• Request: Below is a block of data; give all of it again word for word.

--- START OF Dataset content ---

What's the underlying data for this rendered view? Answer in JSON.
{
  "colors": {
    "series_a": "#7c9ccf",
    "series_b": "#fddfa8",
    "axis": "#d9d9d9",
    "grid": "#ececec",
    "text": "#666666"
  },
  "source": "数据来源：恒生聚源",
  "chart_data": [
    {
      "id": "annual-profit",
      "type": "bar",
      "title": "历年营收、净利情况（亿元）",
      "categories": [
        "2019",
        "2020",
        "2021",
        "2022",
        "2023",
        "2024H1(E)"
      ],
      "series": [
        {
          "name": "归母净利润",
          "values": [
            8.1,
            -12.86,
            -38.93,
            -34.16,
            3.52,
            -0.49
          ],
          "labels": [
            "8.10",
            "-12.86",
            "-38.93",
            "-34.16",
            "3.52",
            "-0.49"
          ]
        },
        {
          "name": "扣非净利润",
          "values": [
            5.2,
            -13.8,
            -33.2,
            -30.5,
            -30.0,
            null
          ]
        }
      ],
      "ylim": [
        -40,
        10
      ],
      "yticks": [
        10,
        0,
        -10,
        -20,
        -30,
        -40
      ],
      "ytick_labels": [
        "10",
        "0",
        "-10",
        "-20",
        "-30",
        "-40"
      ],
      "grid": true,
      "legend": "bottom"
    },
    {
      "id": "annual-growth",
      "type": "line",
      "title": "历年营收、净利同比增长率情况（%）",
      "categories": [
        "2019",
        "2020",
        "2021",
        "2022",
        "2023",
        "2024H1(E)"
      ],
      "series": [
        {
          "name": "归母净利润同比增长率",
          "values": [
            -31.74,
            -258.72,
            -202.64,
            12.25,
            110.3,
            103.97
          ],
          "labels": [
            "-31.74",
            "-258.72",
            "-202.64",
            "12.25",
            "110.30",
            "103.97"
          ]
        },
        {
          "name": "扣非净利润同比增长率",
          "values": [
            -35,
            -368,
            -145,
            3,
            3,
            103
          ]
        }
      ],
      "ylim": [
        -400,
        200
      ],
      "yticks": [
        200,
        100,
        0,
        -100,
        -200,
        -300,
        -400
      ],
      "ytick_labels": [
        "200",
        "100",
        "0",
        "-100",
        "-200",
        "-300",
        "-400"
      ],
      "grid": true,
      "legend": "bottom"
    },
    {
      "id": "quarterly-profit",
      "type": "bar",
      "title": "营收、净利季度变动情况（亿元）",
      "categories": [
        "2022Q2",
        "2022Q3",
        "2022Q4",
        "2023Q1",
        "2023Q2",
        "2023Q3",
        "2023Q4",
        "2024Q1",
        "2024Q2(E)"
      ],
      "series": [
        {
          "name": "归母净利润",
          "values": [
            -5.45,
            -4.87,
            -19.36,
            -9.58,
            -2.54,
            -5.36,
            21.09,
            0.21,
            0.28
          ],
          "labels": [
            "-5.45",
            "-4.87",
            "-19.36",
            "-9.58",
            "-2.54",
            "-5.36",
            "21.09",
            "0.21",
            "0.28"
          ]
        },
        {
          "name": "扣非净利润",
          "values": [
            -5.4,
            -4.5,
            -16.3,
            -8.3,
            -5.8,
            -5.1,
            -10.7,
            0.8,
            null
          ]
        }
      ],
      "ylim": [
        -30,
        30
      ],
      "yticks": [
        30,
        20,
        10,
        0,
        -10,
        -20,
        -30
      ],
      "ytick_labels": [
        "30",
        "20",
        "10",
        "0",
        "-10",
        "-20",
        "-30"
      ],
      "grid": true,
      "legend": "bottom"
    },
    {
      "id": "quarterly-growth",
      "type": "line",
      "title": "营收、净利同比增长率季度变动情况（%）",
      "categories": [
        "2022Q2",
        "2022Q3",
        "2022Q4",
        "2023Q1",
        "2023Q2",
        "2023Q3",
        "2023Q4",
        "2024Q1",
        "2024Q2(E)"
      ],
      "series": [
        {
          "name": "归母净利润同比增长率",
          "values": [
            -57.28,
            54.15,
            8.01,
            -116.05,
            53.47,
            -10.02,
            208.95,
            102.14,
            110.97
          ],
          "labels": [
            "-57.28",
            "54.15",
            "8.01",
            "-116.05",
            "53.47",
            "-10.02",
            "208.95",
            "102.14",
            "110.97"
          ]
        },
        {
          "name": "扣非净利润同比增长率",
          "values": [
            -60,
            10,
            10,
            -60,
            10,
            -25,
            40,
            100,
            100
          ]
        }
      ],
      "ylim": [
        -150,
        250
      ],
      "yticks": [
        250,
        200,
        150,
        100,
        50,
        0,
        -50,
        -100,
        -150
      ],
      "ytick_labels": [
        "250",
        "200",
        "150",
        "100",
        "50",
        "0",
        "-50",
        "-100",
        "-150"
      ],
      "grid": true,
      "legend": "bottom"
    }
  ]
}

--- END OF Dataset content ---

• Expected output:
What's the underlying data for this rendered view? Answer in JSON.
{
  "colors": {
    "series_a": "#7c9ccf",
    "series_b": "#fddfa8",
    "axis": "#d9d9d9",
    "grid": "#ececec",
    "text": "#666666"
  },
  "source": "数据来源：恒生聚源",
  "chart_data": [
    {
      "id": "annual-profit",
      "type": "bar",
      "title": "历年营收、净利情况（亿元）",
      "categories": [
        "2019",
        "2020",
        "2021",
        "2022",
        "2023",
        "2024H1(E)"
      ],
      "series": [
        {
          "name": "归母净利润",
          "values": [
            8.1,
            -12.86,
            -38.93,
            -34.16,
            3.52,
            -0.49
          ],
          "labels": [
            "8.10",
            "-12.86",
            "-38.93",
            "-34.16",
            "3.52",
            "-0.49"
          ]
        },
        {
          "name": "扣非净利润",
          "values": [
            5.2,
            -13.8,
            -33.2,
            -30.5,
            -30.0,
            null
          ]
        }
      ],
      "ylim": [
        -40,
        10
      ],
      "yticks": [
        10,
        0,
        -10,
        -20,
        -30,
        -40
      ],
      "ytick_labels": [
        "10",
        "0",
        "-10",
        "-20",
        "-30",
        "-40"
      ],
      "grid": true,
      "legend": "bottom"
    },
    {
      "id": "annual-growth",
      "type": "line",
      "title": "历年营收、净利同比增长率情况（%）",
      "categories": [
        "2019",
        "2020",
        "2021",
        "2022",
        "2023",
        "2024H1(E)"
      ],
      "series": [
        {
          "name": "归母净利润同比增长率",
          "values": [
            -31.74,
            -258.72,
            -202.64,
            12.25,
            110.3,
            103.97
          ],
          "labels": [
            "-31.74",
            "-258.72",
            "-202.64",
            "12.25",
            "110.30",
            "103.97"
          ]
        },
        {
          "name": "扣非净利润同比增长率",
          "values": [
            -35,
            -368,
            -145,
            3,
            3,
            103
          ]
        }
      ],
      "ylim": [
        -400,
        200
      ],
      "yticks": [
        200,
        100,
        0,
        -100,
        -200,
        -300,
        -400
      ],
      "ytick_labels": [
        "200",
        "100",
        "0",
        "-100",
        "-200",
        "-300",
        "-400"
      ],
      "grid": true,
      "legend": "bottom"
    },
    {
      "id": "quarterly-profit",
      "type": "bar",
      "title": "营收、净利季度变动情况（亿元）",
      "categories": [
        "2022Q2",
        "2022Q3",
        "2022Q4",
        "2023Q1",
        "2023Q2",
        "2023Q3",
        "2023Q4",
        "2024Q1",
        "2024Q2(E)"
      ],
      "series": [
        {
          "name": "归母净利润",
          "values": [
            -5.45,
            -4.87,
            -19.36,
            -9.58,
            -2.54,
            -5.36,
            21.09,
            0.21,
            0.28
          ],
          "labels": [
            "-5.45",
            "-4.87",
            "-19.36",
            "-9.58",
            "-2.54",
            "-5.36",
            "21.09",
            "0.21",
            "0.28"
          ]
        },
        {
          "name": "扣非净利润",
          "values": [
            -5.4,
            -4.5,
            -16.3,
            -8.3,
            -5.8,
            -5.1,
            -10.7,
            0.8,
            null
          ]
        }
      ],
      "ylim": [
        -30,
        30
      ],
      "yticks": [
        30,
        20,
        10,
        0,
        -10,
        -20,
        -30
      ],
      "ytick_labels": [
        "30",
        "20",
        "10",
        "0",
        "-10",
        "-20",
        "-30"
      ],
      "grid": true,
      "legend": "bottom"
    },
    {
      "id": "quarterly-growth",
      "type": "line",
      "title": "营收、净利同比增长率季度变动情况（%）",
      "categories": [
        "2022Q2",
        "2022Q3",
        "2022Q4",
        "2023Q1",
        "2023Q2",
        "2023Q3",
        "2023Q4",
        "2024Q1",
        "2024Q2(E)"
      ],
      "series": [
        {
          "name": "归母净利润同比增长率",
          "values": [
            -57.28,
            54.15,
            8.01,
            -116.05,
            53.47,
            -10.02,
            208.95,
            102.14,
            110.97
          ],
          "labels": [
            "-57.28",
            "54.15",
            "8.01",
            "-116.05",
            "53.47",
            "-10.02",
            "208.95",
            "102.14",
            "110.97"
          ]
        },
        {
          "name": "扣非净利润同比增长率",
          "values": [
            -60,
            10,
            10,
            -60,
            10,
            -25,
            40,
            100,
            100
          ]
        }
      ],
      "ylim": [
        -150,
        250
      ],
      "yticks": [
        250,
        200,
        150,
        100,
        50,
        0,
        -50,
        -100,
        -150
      ],
      "ytick_labels": [
        "250",
        "200",
        "150",
        "100",
        "50",
        "0",
        "-50",
        "-100",
        "-150"
      ],
      "grid": true,
      "legend": "bottom"
    }
  ]
}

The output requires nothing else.